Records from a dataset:
— begin —
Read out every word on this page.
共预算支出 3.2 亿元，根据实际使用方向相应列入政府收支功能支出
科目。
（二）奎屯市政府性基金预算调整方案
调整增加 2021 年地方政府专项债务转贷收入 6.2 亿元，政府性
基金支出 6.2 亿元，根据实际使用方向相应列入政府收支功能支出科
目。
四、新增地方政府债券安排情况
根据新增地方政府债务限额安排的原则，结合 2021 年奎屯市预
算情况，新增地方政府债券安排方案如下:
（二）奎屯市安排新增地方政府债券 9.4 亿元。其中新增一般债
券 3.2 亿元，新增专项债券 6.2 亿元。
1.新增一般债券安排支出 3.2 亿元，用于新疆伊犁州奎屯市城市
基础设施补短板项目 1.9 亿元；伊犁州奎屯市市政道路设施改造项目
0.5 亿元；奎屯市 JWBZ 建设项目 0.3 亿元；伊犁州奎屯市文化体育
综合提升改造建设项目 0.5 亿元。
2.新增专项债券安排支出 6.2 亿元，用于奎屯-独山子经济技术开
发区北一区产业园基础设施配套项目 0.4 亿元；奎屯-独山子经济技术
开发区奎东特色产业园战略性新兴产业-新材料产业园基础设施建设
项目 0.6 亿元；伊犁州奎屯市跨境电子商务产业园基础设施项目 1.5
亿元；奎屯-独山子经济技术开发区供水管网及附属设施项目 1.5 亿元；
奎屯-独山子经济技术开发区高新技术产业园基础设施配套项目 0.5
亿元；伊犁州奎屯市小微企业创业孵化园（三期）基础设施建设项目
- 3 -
— end —
Directive: Go through the listing and print each line exactly as it appears.

Task response:
Read out every word on this page.
共预算支出 3.2 亿元，根据实际使用方向相应列入政府收支功能支出
科目。
（二）奎屯市政府性基金预算调整方案
调整增加 2021 年地方政府专项债务转贷收入 6.2 亿元，政府性
基金支出 6.2 亿元，根据实际使用方向相应列入政府收支功能支出科
目。
四、新增地方政府债券安排情况
根据新增地方政府债务限额安排的原则，结合 2021 年奎屯市预
算情况，新增地方政府债券安排方案如下:
（二）奎屯市安排新增地方政府债券 9.4 亿元。其中新增一般债
券 3.2 亿元，新增专项债券 6.2 亿元。
1.新增一般债券安排支出 3.2 亿元，用于新疆伊犁州奎屯市城市
基础设施补短板项目 1.9 亿元；伊犁州奎屯市市政道路设施改造项目
0.5 亿元；奎屯市 JWBZ 建设项目 0.3 亿元；伊犁州奎屯市文化体育
综合提升改造建设项目 0.5 亿元。
2.新增专项债券安排支出 6.2 亿元，用于奎屯-独山子经济技术开
发区北一区产业园基础设施配套项目 0.4 亿元；奎屯-独山子经济技术
开发区奎东特色产业园战略性新兴产业-新材料产业园基础设施建设
项目 0.6 亿元；伊犁州奎屯市跨境电子商务产业园基础设施项目 1.5
亿元；奎屯-独山子经济技术开发区供水管网及附属设施项目 1.5 亿元；
奎屯-独山子经济技术开发区高新技术产业园基础设施配套项目 0.5
亿元；伊犁州奎屯市小微企业创业孵化园（三期）基础设施建设项目
- 3 -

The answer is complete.